◆ **What is asked**: All entries below need to be written out exactly, but without their pictures.

◆ **Listing**:
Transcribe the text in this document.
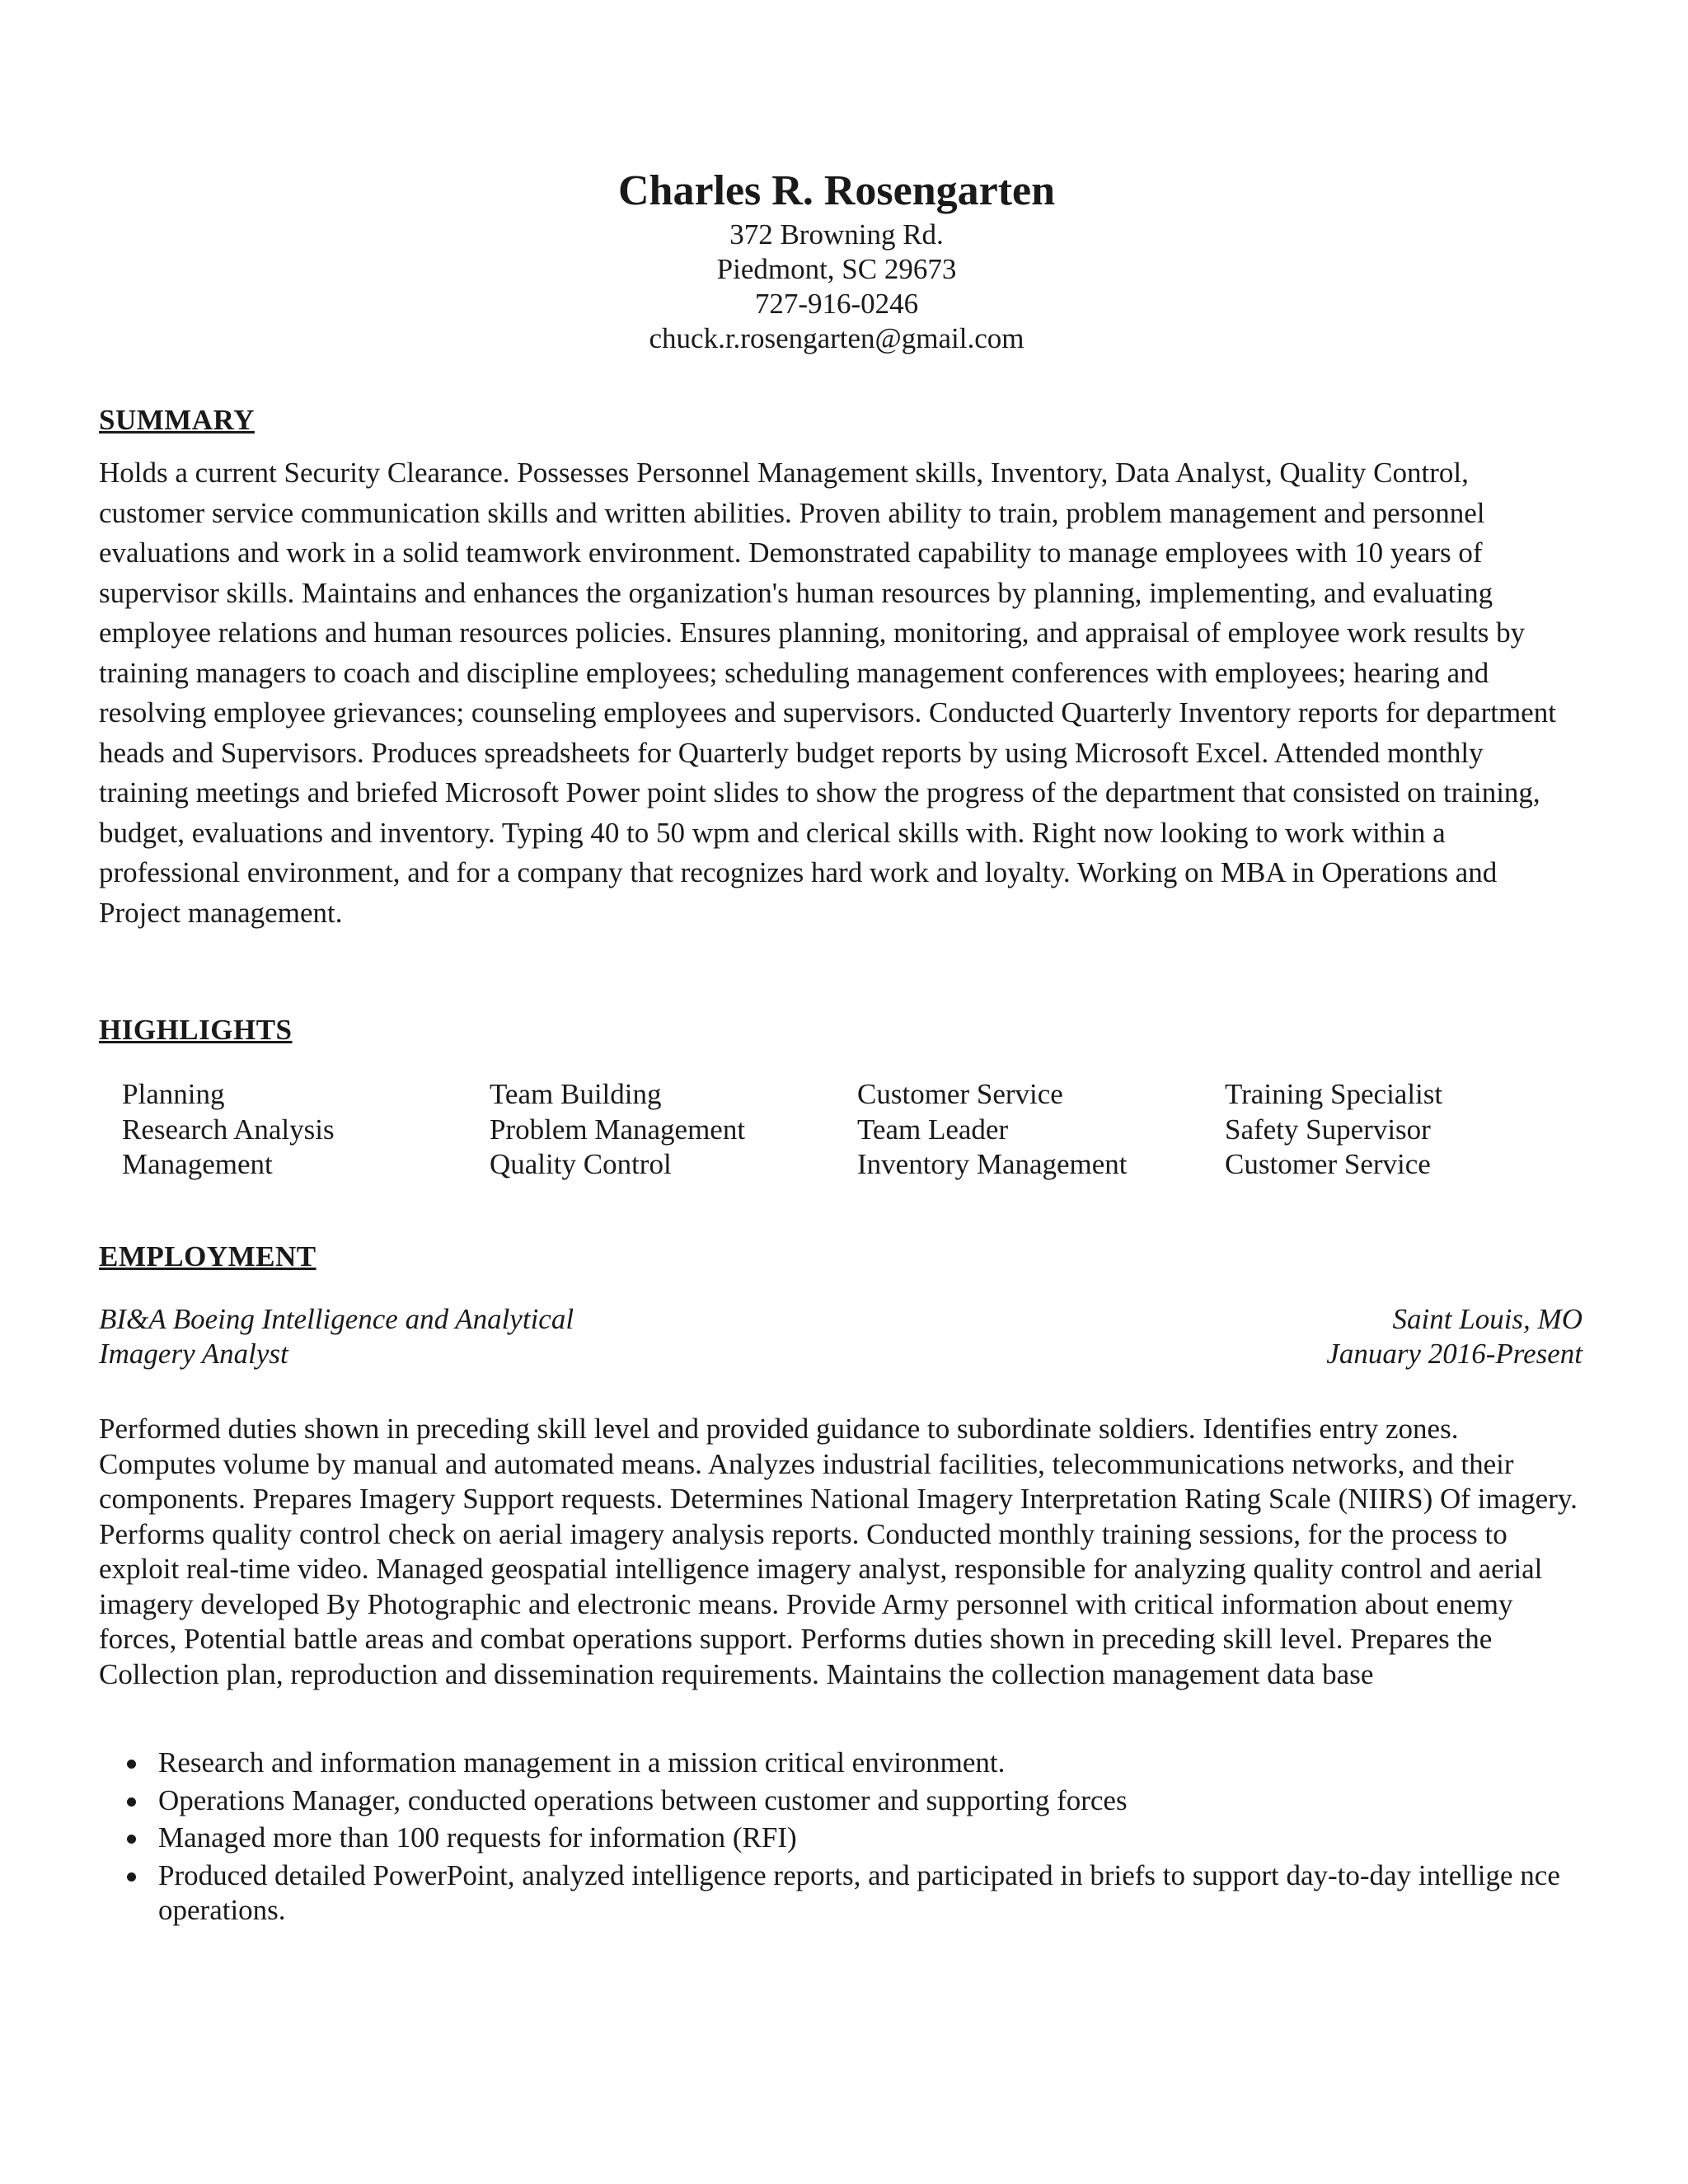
Charles R. Rosengarten

372 Browning Rd.

Piedmont, SC 29673

727-916-0246

chuck.r.rosengarten@gmail.com

SUMMARY

Holds a current Security Clearance. Possesses Personnel Management skills, Inventory, Data Analyst, Quality Control, customer service communication skills and written abilities. Proven ability to train, problem management and personnel evaluations and work in a solid teamwork environment. Demonstrated capability to manage employees with 10 years of supervisor skills. Maintains and enhances the organization's human resources by planning, implementing, and evaluating employee relations and human resources policies. Ensures planning, monitoring, and appraisal of employee work results by training managers to coach and discipline employees; scheduling management conferences with employees; hearing and resolving employee grievances; counseling employees and supervisors. Conducted Quarterly Inventory reports for department heads and Supervisors. Produces spreadsheets for Quarterly budget reports by using Microsoft Excel. Attended monthly training meetings and briefed Microsoft Power point slides to show the progress of the department that consisted on training, budget, evaluations and inventory. Typing 40 to 50 wpm and clerical skills with. Right now looking to work within a professional environment, and for a company that recognizes hard work and loyalty. Working on MBA in Operations and Project management.

HIGHLIGHTS

Planning
Research Analysis
Management
Team Building
Problem Management
Quality Control
Customer Service
Team Leader
Inventory Management
Training Specialist
Safety Supervisor
Customer Service

EMPLOYMENT

BI&A Boeing Intelligence and Analytical	Saint Louis, MO
Imagery Analyst	January 2016-Present

Performed duties shown in preceding skill level and provided guidance to subordinate soldiers. Identifies entry zones. Computes volume by manual and automated means. Analyzes industrial facilities, telecommunications networks, and their components. Prepares Imagery Support requests. Determines National Imagery Interpretation Rating Scale (NIIRS) Of imagery. Performs quality control check on aerial imagery analysis reports. Conducted monthly training sessions, for the process to exploit real-time video. Managed geospatial intelligence imagery analyst, responsible for analyzing quality control and aerial imagery developed By Photographic and electronic means. Provide Army personnel with critical information about enemy forces, Potential battle areas and combat operations support. Performs duties shown in preceding skill level. Prepares the Collection plan, reproduction and dissemination requirements. Maintains the collection management data base

Research and information management in a mission critical environment.
Operations Manager, conducted operations between customer and supporting forces
Managed more than 100 requests for information (RFI)
Produced detailed PowerPoint, analyzed intelligence reports, and participated in briefs to support day-to-day intellige nce operations.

◆ **Complete output**:
Transcribe the text in this document.
Charles R. Rosengarten

372 Browning Rd.

Piedmont, SC 29673

727-916-0246

chuck.r.rosengarten@gmail.com

SUMMARY

Holds a current Security Clearance. Possesses Personnel Management skills, Inventory, Data Analyst, Quality Control, customer service communication skills and written abilities. Proven ability to train, problem management and personnel evaluations and work in a solid teamwork environment. Demonstrated capability to manage employees with 10 years of supervisor skills. Maintains and enhances the organization's human resources by planning, implementing, and evaluating employee relations and human resources policies. Ensures planning, monitoring, and appraisal of employee work results by training managers to coach and discipline employees; scheduling management conferences with employees; hearing and resolving employee grievances; counseling employees and supervisors. Conducted Quarterly Inventory reports for department heads and Supervisors. Produces spreadsheets for Quarterly budget reports by using Microsoft Excel. Attended monthly training meetings and briefed Microsoft Power point slides to show the progress of the department that consisted on training, budget, evaluations and inventory. Typing 40 to 50 wpm and clerical skills with. Right now looking to work within a professional environment, and for a company that recognizes hard work and loyalty. Working on MBA in Operations and Project management.

HIGHLIGHTS

Planning
Research Analysis
Management
Team Building
Problem Management
Quality Control
Customer Service
Team Leader
Inventory Management
Training Specialist
Safety Supervisor
Customer Service

EMPLOYMENT

BI&A Boeing Intelligence and Analytical	Saint Louis, MO
Imagery Analyst	January 2016-Present

Performed duties shown in preceding skill level and provided guidance to subordinate soldiers. Identifies entry zones. Computes volume by manual and automated means. Analyzes industrial facilities, telecommunications networks, and their components. Prepares Imagery Support requests. Determines National Imagery Interpretation Rating Scale (NIIRS) Of imagery. Performs quality control check on aerial imagery analysis reports. Conducted monthly training sessions, for the process to exploit real-time video. Managed geospatial intelligence imagery analyst, responsible for analyzing quality control and aerial imagery developed By Photographic and electronic means. Provide Army personnel with critical information about enemy forces, Potential battle areas and combat operations support. Performs duties shown in preceding skill level. Prepares the Collection plan, reproduction and dissemination requirements. Maintains the collection management data base

Research and information management in a mission critical environment.
Operations Manager, conducted operations between customer and supporting forces
Managed more than 100 requests for information (RFI)
Produced detailed PowerPoint, analyzed intelligence reports, and participated in briefs to support day-to-day intellige nce operations.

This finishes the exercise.